5. NP-Complete Problem List

Problem Category Description
SAT Logic Boolean satisfiability
3-SAT Logic 3-CNF satisfiability
CLIQUE Graph theory Maximum clique
VERTEX COVER Graph theory Minimum vertex cover
INDEPENDENT SET Graph theory Maximum independent set
3-COLORING Graph theory 3-color graph coloring
HAMILTONIAN CYCLE Graph theory Hamiltonian cycle
TSP Optimization Traveling salesman problem
SUBSET SUM Number theory Subset sum problem
KNAPSACK Optimization 0-1 knapsack problem
SET COVER Set theory Minimum set cover
PARTITION Number theory Equal-sum partition

Karp's classic 1972 paper listed 21 NP-complete problems, laying the foundation for NP-completeness theory.
-*-*-
→ **Given problem**:
Answer these questions from the NP-complete problem list:
1. What category is TSP placed in?
2. What description is given for PARTITION?
3. How many NP-complete problems did Karp's 1972 paper list?
-*-*-
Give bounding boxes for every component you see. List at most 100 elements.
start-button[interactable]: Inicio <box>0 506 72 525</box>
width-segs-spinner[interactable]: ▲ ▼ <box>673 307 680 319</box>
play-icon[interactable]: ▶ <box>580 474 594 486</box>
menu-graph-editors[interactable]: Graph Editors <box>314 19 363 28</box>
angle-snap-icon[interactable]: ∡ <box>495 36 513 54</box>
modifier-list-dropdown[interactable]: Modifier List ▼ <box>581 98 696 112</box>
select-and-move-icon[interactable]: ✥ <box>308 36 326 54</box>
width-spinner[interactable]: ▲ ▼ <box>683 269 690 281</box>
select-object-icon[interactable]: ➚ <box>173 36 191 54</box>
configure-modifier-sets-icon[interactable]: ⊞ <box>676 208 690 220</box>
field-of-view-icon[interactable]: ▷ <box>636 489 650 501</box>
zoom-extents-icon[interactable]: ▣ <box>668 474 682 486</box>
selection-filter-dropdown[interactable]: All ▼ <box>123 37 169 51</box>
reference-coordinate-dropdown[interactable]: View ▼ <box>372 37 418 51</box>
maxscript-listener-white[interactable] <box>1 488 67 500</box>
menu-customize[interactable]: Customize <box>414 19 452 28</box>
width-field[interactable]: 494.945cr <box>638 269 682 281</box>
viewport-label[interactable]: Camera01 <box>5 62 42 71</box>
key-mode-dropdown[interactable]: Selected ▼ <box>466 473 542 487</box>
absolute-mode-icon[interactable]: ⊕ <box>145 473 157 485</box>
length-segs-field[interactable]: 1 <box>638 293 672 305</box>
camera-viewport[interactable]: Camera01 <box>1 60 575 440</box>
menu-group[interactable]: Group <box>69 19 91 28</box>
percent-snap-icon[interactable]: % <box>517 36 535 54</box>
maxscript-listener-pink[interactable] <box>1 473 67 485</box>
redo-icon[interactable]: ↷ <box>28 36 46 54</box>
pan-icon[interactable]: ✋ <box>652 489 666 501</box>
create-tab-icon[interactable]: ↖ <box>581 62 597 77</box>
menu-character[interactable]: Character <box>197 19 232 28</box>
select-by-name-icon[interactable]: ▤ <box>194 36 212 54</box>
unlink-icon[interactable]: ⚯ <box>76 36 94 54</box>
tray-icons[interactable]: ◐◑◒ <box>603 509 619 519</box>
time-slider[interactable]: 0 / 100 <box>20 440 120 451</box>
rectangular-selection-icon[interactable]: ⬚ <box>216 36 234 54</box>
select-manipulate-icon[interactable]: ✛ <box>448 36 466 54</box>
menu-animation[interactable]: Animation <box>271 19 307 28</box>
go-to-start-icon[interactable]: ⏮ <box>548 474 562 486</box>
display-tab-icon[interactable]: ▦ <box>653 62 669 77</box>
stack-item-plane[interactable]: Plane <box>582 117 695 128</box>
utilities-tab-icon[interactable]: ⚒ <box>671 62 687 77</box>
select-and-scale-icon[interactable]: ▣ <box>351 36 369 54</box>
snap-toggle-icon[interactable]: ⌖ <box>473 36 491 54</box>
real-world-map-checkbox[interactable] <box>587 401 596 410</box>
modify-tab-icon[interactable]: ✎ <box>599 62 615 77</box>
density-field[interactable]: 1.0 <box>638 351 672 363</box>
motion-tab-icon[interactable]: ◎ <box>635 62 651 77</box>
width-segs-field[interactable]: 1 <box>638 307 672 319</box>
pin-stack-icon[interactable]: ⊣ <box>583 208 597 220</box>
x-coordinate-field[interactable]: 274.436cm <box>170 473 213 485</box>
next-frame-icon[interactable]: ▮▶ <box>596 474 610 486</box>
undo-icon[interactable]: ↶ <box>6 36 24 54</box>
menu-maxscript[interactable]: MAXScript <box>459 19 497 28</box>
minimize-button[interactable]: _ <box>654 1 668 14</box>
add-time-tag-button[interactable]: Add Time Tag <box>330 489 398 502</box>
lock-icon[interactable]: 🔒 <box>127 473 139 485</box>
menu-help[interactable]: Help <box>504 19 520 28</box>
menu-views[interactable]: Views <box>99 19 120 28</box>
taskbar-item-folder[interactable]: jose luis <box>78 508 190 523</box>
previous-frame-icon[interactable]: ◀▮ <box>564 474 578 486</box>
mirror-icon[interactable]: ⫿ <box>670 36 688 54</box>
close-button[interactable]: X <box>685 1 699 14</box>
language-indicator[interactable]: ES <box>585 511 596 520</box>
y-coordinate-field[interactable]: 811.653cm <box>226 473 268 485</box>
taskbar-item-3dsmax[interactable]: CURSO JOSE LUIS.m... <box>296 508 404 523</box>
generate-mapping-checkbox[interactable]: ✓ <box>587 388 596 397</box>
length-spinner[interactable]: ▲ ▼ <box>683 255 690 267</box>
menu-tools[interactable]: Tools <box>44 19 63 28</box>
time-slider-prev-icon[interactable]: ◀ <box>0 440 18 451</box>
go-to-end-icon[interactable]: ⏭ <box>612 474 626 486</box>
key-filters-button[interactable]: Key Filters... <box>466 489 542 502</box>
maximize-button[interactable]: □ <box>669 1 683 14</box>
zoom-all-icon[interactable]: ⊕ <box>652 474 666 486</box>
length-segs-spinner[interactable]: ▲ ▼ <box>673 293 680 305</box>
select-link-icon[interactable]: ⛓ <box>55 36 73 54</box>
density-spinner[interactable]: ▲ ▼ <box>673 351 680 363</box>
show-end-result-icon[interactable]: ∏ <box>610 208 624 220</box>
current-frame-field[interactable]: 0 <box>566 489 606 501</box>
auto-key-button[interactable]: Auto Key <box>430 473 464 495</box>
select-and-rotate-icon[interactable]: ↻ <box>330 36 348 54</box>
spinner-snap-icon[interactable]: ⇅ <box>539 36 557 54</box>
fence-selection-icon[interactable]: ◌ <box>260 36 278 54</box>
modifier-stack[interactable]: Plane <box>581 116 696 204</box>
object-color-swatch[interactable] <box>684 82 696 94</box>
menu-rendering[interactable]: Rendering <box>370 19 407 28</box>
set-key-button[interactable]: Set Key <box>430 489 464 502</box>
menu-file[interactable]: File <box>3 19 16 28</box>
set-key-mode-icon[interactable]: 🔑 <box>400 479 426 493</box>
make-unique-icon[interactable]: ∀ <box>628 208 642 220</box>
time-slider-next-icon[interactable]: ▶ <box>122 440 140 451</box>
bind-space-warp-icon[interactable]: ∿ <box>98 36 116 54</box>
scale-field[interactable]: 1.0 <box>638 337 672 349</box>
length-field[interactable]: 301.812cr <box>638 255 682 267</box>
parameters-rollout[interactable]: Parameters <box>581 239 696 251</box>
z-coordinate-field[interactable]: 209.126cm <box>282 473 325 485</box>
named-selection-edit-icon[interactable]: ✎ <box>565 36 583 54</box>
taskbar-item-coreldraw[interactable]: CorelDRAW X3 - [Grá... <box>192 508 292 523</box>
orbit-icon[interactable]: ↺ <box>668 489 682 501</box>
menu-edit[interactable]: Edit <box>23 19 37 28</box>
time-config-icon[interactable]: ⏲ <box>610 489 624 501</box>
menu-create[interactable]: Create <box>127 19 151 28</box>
-*-*-
→ **Answer to the exercise**:
1. Optimization
2. Equal-sum partition
3. 21